• TASK STATEMENT: Identify the lines that contain the word "Holt" and copy each one.

• RECORDS SUPPLIED:
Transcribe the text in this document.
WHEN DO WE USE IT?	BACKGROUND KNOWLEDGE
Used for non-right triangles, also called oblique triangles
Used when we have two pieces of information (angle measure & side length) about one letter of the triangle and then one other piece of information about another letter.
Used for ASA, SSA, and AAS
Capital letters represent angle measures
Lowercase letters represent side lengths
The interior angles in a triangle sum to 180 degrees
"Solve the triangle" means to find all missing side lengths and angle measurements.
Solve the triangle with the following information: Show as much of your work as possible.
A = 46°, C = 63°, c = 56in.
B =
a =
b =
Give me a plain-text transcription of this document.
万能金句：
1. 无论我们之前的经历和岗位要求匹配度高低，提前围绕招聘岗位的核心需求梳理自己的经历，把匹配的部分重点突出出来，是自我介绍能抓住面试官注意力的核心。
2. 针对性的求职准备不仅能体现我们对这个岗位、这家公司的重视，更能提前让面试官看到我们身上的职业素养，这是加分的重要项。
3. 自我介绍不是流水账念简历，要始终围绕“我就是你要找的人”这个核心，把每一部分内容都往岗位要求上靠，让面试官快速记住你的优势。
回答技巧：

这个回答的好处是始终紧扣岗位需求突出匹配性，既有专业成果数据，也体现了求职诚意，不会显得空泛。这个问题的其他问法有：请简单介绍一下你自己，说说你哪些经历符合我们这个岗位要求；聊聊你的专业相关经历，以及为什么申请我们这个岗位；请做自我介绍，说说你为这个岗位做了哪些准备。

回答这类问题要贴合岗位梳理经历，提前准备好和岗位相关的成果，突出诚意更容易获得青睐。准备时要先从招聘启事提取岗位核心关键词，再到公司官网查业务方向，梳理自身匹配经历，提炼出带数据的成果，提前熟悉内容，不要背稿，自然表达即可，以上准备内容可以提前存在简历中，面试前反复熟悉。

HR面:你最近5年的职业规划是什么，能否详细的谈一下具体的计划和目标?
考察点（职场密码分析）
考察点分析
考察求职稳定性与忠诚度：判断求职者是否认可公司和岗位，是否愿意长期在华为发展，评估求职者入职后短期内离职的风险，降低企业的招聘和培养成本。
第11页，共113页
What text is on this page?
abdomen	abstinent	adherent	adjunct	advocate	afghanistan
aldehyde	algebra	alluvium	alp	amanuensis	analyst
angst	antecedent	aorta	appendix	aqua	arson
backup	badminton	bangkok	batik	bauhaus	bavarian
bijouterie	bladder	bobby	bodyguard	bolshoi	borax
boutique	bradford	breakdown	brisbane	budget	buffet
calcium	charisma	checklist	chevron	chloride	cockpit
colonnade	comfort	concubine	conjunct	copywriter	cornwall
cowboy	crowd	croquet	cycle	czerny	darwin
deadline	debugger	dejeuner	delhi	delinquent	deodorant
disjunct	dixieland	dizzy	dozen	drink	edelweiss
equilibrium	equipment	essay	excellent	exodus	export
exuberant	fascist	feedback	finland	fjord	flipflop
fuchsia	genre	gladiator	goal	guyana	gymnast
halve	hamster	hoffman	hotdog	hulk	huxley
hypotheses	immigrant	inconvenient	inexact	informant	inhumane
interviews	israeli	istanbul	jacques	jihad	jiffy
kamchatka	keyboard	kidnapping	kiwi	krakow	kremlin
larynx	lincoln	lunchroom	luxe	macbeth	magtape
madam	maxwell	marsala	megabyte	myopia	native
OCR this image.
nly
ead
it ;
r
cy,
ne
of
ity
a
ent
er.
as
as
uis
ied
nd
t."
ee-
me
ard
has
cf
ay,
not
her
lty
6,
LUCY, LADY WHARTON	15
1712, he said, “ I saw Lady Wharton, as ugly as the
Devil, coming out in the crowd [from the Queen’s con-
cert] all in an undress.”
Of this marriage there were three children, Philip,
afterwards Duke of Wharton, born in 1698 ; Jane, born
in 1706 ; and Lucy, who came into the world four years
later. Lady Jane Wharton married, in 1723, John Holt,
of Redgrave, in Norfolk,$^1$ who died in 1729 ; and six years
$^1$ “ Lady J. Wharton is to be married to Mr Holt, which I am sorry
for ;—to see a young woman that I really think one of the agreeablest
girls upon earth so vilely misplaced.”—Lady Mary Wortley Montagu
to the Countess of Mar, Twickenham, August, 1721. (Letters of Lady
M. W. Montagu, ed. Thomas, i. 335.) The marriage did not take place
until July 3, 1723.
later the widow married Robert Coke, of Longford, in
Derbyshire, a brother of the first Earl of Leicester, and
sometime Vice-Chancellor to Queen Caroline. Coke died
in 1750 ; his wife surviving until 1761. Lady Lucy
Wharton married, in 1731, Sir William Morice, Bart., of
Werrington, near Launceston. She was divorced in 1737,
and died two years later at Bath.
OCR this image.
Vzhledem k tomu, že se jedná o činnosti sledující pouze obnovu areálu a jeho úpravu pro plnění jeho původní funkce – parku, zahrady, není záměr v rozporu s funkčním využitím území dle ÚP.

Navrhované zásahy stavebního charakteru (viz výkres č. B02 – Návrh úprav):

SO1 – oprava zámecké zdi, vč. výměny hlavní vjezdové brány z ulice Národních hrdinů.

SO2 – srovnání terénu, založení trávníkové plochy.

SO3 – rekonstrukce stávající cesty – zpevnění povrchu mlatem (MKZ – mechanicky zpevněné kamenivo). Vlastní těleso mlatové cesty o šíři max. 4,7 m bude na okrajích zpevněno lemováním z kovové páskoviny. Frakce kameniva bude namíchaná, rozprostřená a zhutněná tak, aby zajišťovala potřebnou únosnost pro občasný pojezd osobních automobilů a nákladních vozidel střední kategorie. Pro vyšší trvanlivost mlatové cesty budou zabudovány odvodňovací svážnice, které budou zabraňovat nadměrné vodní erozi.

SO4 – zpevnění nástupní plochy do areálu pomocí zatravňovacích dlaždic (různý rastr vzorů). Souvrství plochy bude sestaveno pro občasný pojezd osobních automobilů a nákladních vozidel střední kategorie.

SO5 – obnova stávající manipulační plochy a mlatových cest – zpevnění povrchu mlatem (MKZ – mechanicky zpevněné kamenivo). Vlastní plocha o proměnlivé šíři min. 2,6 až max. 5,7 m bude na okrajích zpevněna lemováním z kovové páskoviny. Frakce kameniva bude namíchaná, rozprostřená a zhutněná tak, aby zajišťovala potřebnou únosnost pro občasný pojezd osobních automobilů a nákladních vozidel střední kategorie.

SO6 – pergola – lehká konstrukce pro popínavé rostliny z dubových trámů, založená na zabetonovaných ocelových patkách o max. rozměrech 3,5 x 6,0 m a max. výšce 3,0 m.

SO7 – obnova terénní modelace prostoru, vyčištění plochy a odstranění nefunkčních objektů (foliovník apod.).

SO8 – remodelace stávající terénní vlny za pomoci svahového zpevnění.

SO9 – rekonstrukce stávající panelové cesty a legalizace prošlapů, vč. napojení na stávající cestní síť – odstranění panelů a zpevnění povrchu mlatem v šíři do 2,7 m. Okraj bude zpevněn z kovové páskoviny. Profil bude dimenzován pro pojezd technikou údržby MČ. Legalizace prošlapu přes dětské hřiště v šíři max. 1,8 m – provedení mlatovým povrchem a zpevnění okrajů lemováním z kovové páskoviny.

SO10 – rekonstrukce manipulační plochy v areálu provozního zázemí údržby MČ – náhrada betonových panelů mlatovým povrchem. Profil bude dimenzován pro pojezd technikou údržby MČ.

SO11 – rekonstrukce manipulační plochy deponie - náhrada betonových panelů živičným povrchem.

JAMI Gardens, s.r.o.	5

• SOLUTION FOR THIS PROBLEM:
later. Lady Jane Wharton married, in 1723, John Holt,
$^1$ “ Lady J. Wharton is to be married to Mr Holt, which I am sorry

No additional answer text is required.